* **PROBLEMS TO SOLVE**:
**A)** Using the text on the Native American DWINSA below, list each party whose time the survey is estimated to take per system, along with its hour figure.
**B)** Translate this sentence from the Native American DWINSA text below into Spanish: "EPA proposes a survey of a statistical sample to estimate total capital needs."
**C)** According to the Native American DWINSA text below, who will be responsible for collecting the survey data?

***** TEXT PROVIDED

For the new systems selected for the 2020 Native American DWINSA, EPA will use the same methodology as used in previous DWINSAs. The sampling design is discussed in detail below. As previously described in Part A of this ICR, EPA will administer new questions in addition to the 2020 Native American DWINSA: the LSL and OpW questions. There are no separate precision targets for these questions, so EPA will administer these questions to the same systems sampled for the 2020 Native American DWINSA.
The key variables available for the 2020 Native American DWINSA are the same as those described in Section B.1.b for the 2020 State DWINSA with the exception that the survey instrument will be prepopulated with data from the 2011 Native American DWINSA for systems surveyed in the 2020 DWINSA.
The 2020 Native American DWINSA is designed to estimate the total capital needs of American Indian systems for the nation as a whole and for Alaska Native Village systems. EPA proposes a survey of a statistical sample to estimate total capital needs. This statistical approach minimizes burden while achieving the desired level of precision.
A mailed survey is not an effective approach to the collection of data from these water systems. EPA believes that the absence of knowledgeable respondents at these systems limits the general reliability of the responses. The best way to gather information from these systems is through direct contact by EPA Regions or the Navajo Nation. Thus, EPA Regions and the Navajo Nation will be responsible for collecting survey data, with assistance from the systems.
This section is the same for the 2020 Native American DWINSA as described in Section B.1.d for the 2020 State DWINSA, with exceptions noted below.
As noted in Section B.1.c above, the 2020 Native American DWINSA will not be self-administered by American Indian and Alaska Native Village water systems; rather, EPA regional offices and the Navajo Nation will complete the surveys with assistance from the water systems. EPA estimates that for each system, the survey will require approximately 3.13 hours (Exhibit A-6-16) from water system staff, 4.75 hours (Exhibit A-6-19) for the Navajo Nation, and 7.43 hours for the EPA regional office to complete. This approach substantially reduces the burden on Native American water systems and increases the accuracy of survey responses and the response rate for these systems.

**********
***** GIVEN DATA

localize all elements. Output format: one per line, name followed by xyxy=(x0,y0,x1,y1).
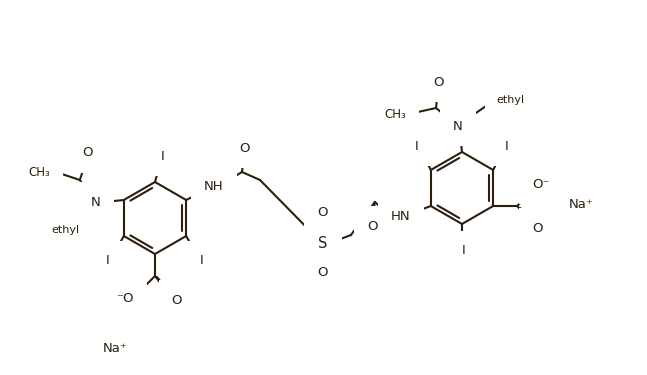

**********

* **SOLUTIONS BY TASK**:
**A)**
- Water system staff: approximately 3.13 hours
- Navajo Nation: 4.75 hours
- EPA regional office: 7.43 hours

**B)** La EPA propone una encuesta de una muestra estadística para estimar las necesidades totales de capital.

**C)** EPA Regions and the Navajo Nation, with assistance from the systems.